How to complete this task — Go through the lines below and transcribe each one exactly.

Given entries —
--- START ---

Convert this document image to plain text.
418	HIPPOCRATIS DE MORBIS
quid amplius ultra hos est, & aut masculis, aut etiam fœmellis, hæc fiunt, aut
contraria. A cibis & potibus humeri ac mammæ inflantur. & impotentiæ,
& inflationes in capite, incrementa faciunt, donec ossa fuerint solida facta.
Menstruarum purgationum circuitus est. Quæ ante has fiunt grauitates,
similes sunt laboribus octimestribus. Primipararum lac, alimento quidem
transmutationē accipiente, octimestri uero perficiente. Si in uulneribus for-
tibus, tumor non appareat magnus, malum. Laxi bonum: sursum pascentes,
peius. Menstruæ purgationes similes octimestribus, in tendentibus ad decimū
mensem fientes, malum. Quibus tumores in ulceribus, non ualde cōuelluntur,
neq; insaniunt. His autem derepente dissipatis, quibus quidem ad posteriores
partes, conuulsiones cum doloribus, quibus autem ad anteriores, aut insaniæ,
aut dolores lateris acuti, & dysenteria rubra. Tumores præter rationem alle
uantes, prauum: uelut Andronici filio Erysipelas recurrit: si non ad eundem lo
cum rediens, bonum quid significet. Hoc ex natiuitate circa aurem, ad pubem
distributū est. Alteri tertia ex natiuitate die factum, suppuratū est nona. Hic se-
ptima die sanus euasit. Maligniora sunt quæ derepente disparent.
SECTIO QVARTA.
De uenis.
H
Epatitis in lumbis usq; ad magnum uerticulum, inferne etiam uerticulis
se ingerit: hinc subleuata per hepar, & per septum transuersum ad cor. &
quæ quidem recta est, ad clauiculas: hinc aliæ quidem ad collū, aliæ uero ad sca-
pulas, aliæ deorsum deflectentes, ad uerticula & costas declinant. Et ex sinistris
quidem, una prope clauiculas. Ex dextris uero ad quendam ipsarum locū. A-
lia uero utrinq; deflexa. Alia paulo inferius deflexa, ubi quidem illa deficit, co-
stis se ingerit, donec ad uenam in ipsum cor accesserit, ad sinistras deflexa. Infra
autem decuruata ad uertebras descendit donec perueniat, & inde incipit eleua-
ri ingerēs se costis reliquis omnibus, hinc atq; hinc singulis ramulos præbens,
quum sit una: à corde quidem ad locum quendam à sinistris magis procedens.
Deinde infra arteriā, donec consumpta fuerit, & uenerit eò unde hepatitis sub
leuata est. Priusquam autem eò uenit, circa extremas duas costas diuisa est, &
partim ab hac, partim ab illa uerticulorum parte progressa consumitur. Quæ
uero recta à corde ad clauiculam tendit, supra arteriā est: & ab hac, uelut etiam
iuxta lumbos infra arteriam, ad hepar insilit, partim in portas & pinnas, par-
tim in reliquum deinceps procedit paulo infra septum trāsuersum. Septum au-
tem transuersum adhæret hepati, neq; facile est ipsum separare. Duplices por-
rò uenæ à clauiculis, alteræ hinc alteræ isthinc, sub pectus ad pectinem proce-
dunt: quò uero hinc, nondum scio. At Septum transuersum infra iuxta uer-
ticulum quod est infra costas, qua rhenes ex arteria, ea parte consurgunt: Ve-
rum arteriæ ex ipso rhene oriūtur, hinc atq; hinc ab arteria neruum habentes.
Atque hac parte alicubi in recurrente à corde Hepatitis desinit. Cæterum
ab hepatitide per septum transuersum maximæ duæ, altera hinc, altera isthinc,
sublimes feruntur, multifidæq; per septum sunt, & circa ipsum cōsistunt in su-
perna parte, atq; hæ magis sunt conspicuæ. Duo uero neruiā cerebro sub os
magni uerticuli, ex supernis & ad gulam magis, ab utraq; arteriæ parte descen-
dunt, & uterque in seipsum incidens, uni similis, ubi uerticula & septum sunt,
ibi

--- END ---

Response to the task —
Convert this document image to plain text.
418	HIPPOCRATIS DE MORBIS
quid amplius ultra hos est, & aut masculis, aut etiam fœmellis, hæc fiunt, aut
contraria. A cibis & potibus humeri ac mammæ inflantur. & impotentiæ,
& inflationes in capite, incrementa faciunt, donec ossa fuerint solida facta.
Menstruarum purgationum circuitus est. Quæ ante has fiunt grauitates,
similes sunt laboribus octimestribus. Primipararum lac, alimento quidem
transmutationē accipiente, octimestri uero perficiente. Si in uulneribus for-
tibus, tumor non appareat magnus, malum. Laxi bonum: sursum pascentes,
peius. Menstruæ purgationes similes octimestribus, in tendentibus ad decimū
mensem fientes, malum. Quibus tumores in ulceribus, non ualde cōuelluntur,
neq; insaniunt. His autem derepente dissipatis, quibus quidem ad posteriores
partes, conuulsiones cum doloribus, quibus autem ad anteriores, aut insaniæ,
aut dolores lateris acuti, & dysenteria rubra. Tumores præter rationem alle
uantes, prauum: uelut Andronici filio Erysipelas recurrit: si non ad eundem lo
cum rediens, bonum quid significet. Hoc ex natiuitate circa aurem, ad pubem
distributū est. Alteri tertia ex natiuitate die factum, suppuratū est nona. Hic se-
ptima die sanus euasit. Maligniora sunt quæ derepente disparent.
SECTIO QVARTA.
De uenis.
H
Epatitis in lumbis usq; ad magnum uerticulum, inferne etiam uerticulis
se ingerit: hinc subleuata per hepar, & per septum transuersum ad cor. &
quæ quidem recta est, ad clauiculas: hinc aliæ quidem ad collū, aliæ uero ad sca-
pulas, aliæ deorsum deflectentes, ad uerticula & costas declinant. Et ex sinistris
quidem, una prope clauiculas. Ex dextris uero ad quendam ipsarum locū. A-
lia uero utrinq; deflexa. Alia paulo inferius deflexa, ubi quidem illa deficit, co-
stis se ingerit, donec ad uenam in ipsum cor accesserit, ad sinistras deflexa. Infra
autem decuruata ad uertebras descendit donec perueniat, & inde incipit eleua-
ri ingerēs se costis reliquis omnibus, hinc atq; hinc singulis ramulos præbens,
quum sit una: à corde quidem ad locum quendam à sinistris magis procedens.
Deinde infra arteriā, donec consumpta fuerit, & uenerit eò unde hepatitis sub
leuata est. Priusquam autem eò uenit, circa extremas duas costas diuisa est, &
partim ab hac, partim ab illa uerticulorum parte progressa consumitur. Quæ
uero recta à corde ad clauiculam tendit, supra arteriā est: & ab hac, uelut etiam
iuxta lumbos infra arteriam, ad hepar insilit, partim in portas & pinnas, par-
tim in reliquum deinceps procedit paulo infra septum trāsuersum. Septum au-
tem transuersum adhæret hepati, neq; facile est ipsum separare. Duplices por-
rò uenæ à clauiculis, alteræ hinc alteræ isthinc, sub pectus ad pectinem proce-
dunt: quò uero hinc, nondum scio. At Septum transuersum infra iuxta uer-
ticulum quod est infra costas, qua rhenes ex arteria, ea parte consurgunt: Ve-
rum arteriæ ex ipso rhene oriūtur, hinc atq; hinc ab arteria neruum habentes.
Atque hac parte alicubi in recurrente à corde Hepatitis desinit. Cæterum
ab hepatitide per septum transuersum maximæ duæ, altera hinc, altera isthinc,
sublimes feruntur, multifidæq; per septum sunt, & circa ipsum cōsistunt in su-
perna parte, atq; hæ magis sunt conspicuæ. Duo uero neruiā cerebro sub os
magni uerticuli, ex supernis & ad gulam magis, ab utraq; arteriæ parte descen-
dunt, & uterque in seipsum incidens, uni similis, ubi uerticula & septum sunt,
ibi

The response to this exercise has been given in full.